STATED GOAL:
Reproduce the material word for word, from its first line through the line containing "What elements are", and stop after that line.

:::::

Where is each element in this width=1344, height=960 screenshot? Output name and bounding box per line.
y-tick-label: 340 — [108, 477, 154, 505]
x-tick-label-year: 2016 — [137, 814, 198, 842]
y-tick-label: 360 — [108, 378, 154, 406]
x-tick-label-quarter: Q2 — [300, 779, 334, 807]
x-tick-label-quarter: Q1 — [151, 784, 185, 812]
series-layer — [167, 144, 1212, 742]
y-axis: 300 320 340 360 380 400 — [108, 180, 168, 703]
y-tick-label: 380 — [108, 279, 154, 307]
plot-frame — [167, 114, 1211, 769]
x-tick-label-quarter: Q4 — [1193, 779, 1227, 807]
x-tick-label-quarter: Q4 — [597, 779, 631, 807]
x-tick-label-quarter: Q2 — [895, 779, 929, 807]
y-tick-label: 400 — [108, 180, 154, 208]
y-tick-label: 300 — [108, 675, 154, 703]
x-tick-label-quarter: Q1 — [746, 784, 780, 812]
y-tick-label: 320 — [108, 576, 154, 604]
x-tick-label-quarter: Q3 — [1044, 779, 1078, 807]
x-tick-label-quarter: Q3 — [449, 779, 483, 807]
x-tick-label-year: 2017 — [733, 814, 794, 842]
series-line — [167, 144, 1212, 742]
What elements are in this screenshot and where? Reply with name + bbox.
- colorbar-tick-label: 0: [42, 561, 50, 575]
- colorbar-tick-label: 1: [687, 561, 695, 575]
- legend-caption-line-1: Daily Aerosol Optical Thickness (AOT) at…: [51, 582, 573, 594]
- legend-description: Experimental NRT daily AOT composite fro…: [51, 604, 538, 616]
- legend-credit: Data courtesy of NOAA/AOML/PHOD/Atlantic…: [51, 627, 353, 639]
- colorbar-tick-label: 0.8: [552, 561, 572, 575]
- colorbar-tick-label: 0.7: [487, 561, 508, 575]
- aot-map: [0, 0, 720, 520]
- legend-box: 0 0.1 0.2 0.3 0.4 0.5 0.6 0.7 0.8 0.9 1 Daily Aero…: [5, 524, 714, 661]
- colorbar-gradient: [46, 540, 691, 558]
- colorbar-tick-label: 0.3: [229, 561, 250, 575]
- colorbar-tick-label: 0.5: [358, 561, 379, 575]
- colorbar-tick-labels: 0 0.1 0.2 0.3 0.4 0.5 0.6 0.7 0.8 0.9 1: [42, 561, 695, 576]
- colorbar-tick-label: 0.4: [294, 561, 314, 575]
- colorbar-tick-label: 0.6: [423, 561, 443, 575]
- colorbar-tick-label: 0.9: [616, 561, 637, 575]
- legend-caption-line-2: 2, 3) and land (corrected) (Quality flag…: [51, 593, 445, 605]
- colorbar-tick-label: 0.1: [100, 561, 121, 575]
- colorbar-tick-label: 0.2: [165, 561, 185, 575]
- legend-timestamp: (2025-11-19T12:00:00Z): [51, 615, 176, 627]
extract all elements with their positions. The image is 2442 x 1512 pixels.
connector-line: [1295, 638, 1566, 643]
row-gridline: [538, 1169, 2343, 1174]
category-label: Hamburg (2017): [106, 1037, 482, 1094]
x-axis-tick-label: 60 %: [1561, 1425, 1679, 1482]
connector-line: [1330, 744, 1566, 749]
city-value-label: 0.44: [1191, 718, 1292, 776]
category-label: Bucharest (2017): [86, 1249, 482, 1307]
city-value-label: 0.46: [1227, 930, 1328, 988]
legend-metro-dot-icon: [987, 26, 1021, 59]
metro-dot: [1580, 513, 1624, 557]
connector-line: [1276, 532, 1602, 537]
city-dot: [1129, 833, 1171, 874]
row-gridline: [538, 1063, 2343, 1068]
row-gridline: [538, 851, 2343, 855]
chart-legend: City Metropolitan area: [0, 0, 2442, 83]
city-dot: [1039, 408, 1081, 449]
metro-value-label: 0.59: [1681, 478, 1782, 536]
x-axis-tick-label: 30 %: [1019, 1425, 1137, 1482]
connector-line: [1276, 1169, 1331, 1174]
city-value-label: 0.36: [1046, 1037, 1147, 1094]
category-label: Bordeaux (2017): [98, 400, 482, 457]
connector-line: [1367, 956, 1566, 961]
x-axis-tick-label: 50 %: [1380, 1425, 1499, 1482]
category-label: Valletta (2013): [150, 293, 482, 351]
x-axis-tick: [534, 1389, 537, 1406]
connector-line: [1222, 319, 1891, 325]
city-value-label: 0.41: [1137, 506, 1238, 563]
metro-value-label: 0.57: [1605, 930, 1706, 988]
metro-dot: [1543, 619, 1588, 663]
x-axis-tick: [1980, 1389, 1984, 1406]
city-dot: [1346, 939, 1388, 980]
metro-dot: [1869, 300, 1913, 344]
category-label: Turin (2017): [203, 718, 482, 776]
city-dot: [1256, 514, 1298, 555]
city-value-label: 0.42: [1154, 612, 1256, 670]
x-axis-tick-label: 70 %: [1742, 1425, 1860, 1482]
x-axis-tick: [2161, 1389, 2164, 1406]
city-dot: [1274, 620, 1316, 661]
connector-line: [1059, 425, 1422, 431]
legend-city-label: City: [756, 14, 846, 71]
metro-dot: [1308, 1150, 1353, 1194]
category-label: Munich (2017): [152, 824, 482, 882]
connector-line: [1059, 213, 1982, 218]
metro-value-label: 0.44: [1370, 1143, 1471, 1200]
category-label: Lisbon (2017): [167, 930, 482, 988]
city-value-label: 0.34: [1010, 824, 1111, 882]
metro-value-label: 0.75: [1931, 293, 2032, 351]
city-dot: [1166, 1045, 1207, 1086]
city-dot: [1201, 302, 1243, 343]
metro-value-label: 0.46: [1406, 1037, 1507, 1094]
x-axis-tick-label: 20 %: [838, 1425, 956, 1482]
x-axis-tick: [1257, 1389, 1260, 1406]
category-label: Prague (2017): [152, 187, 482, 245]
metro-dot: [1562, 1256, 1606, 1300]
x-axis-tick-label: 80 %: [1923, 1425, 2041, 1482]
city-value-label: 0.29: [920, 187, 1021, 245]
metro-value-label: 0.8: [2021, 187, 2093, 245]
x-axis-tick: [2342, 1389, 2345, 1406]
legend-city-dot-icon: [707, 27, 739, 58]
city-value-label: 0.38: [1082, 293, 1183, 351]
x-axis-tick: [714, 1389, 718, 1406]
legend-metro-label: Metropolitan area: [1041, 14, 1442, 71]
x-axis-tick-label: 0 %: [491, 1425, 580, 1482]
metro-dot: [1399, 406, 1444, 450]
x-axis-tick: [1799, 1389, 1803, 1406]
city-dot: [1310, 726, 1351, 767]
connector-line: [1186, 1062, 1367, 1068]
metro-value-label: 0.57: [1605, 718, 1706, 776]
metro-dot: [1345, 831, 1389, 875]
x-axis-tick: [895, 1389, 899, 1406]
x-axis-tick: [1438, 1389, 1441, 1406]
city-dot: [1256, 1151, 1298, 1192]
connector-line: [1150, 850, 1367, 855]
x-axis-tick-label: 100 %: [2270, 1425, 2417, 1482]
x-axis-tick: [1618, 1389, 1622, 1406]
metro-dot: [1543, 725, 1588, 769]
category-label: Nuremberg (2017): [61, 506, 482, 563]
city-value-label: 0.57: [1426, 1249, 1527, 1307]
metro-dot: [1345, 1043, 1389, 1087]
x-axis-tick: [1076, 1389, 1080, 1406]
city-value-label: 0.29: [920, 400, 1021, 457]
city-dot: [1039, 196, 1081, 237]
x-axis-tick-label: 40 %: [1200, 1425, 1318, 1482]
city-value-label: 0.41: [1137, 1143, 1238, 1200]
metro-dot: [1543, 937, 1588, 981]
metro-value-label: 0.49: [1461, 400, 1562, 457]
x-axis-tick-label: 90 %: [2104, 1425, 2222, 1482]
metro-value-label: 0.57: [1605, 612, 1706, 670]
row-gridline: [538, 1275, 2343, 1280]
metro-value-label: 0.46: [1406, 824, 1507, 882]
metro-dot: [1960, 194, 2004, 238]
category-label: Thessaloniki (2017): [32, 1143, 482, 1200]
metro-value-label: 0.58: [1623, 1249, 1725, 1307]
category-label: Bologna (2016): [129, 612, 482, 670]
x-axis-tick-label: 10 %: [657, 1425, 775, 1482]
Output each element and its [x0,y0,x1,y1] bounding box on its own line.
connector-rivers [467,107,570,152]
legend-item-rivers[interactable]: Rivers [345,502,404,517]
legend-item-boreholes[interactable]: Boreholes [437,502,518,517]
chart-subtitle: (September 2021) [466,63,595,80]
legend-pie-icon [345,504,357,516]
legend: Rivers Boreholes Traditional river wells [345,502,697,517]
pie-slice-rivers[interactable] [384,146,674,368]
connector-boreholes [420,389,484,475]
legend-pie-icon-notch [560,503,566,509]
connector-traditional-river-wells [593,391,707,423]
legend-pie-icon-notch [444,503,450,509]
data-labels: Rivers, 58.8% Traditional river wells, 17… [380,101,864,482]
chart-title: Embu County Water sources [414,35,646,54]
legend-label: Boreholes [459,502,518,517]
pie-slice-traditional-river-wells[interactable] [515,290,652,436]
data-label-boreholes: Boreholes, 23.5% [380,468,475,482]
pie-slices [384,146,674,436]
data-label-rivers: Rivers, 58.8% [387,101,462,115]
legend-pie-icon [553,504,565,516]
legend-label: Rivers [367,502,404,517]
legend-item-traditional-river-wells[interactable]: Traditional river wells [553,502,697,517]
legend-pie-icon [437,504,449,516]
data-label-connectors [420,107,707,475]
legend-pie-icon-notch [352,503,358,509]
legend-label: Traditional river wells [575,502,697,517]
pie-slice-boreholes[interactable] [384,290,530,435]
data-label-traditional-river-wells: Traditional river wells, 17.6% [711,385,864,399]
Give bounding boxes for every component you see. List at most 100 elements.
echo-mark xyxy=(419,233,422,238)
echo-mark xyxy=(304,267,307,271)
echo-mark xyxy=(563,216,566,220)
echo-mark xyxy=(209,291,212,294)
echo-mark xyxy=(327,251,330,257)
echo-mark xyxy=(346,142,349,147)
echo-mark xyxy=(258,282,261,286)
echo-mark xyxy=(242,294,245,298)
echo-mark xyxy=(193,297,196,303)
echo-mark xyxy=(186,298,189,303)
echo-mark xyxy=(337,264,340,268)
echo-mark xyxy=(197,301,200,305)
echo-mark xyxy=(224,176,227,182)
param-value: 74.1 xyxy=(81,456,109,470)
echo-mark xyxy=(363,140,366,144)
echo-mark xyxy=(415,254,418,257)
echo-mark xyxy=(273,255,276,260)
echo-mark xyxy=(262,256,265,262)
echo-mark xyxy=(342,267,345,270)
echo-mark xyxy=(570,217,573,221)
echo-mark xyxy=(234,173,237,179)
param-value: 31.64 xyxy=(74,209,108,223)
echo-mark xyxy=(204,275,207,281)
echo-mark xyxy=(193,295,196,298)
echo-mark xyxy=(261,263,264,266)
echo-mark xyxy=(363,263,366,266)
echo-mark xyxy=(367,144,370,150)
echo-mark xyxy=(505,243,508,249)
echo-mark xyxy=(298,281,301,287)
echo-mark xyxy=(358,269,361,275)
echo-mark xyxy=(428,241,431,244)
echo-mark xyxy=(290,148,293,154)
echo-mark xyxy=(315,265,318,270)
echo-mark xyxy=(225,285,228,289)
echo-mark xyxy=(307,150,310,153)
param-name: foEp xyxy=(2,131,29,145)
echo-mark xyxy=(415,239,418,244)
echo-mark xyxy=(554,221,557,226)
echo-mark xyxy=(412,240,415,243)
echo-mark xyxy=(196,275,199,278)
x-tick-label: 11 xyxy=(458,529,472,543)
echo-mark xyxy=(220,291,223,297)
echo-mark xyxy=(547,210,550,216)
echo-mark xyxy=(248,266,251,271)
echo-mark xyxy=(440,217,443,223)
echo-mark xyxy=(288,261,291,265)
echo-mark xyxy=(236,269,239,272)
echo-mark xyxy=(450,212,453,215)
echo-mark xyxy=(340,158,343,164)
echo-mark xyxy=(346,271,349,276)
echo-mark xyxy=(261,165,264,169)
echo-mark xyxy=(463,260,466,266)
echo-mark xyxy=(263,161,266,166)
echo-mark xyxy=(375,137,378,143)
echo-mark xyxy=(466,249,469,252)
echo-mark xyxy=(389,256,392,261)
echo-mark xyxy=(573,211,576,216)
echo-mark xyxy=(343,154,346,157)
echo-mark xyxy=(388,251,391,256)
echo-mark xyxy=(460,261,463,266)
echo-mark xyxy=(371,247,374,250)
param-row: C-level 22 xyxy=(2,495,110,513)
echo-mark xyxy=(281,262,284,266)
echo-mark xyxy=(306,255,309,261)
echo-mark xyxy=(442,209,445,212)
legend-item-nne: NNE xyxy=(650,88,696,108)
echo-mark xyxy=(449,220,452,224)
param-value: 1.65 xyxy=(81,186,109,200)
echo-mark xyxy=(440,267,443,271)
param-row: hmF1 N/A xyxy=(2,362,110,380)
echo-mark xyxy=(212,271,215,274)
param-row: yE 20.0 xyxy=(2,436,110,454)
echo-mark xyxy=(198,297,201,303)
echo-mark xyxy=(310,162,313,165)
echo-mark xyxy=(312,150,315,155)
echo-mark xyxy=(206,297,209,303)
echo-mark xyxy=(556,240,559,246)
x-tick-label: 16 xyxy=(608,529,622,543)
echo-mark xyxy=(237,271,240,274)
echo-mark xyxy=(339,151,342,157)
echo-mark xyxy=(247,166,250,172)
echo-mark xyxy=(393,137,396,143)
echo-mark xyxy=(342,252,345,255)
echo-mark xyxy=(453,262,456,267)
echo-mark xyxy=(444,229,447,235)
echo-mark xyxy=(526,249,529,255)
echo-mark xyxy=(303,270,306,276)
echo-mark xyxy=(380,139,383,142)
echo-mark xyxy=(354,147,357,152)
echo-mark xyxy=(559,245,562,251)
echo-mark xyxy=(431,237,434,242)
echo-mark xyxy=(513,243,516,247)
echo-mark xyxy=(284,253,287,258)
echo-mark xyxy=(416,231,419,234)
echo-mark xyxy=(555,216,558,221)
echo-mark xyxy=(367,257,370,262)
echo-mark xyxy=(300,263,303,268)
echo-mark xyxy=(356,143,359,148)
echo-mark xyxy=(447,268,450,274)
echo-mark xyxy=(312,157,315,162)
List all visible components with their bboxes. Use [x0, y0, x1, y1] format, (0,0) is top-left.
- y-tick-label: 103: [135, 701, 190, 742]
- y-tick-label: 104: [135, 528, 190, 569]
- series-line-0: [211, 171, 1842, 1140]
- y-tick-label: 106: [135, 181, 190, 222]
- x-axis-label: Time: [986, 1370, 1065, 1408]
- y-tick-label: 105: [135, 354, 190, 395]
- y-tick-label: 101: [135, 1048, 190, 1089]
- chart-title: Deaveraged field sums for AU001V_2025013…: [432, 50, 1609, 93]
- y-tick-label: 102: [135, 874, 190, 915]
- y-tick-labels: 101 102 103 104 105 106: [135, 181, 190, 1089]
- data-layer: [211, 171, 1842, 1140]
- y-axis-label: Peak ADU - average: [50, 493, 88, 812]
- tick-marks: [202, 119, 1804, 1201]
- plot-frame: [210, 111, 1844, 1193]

:::::

FULL OUTPUT:
Where is each element in this width=1344, height=960 screenshot? Output name and bounding box per line.
y-tick-label: 340 — [108, 477, 154, 505]
x-tick-label-year: 2016 — [137, 814, 198, 842]
y-tick-label: 360 — [108, 378, 154, 406]
x-tick-label-quarter: Q2 — [300, 779, 334, 807]
x-tick-label-quarter: Q1 — [151, 784, 185, 812]
series-layer — [167, 144, 1212, 742]
y-axis: 300 320 340 360 380 400 — [108, 180, 168, 703]
y-tick-label: 380 — [108, 279, 154, 307]
plot-frame — [167, 114, 1211, 769]
x-tick-label-quarter: Q4 — [1193, 779, 1227, 807]
x-tick-label-quarter: Q4 — [597, 779, 631, 807]
x-tick-label-quarter: Q2 — [895, 779, 929, 807]
y-tick-label: 400 — [108, 180, 154, 208]
y-tick-label: 300 — [108, 675, 154, 703]
x-tick-label-quarter: Q1 — [746, 784, 780, 812]
y-tick-label: 320 — [108, 576, 154, 604]
x-tick-label-quarter: Q3 — [1044, 779, 1078, 807]
x-tick-label-quarter: Q3 — [449, 779, 483, 807]
x-tick-label-year: 2017 — [733, 814, 794, 842]
series-line — [167, 144, 1212, 742]
What elements are in this screenshot and where? Reply with name + bbox.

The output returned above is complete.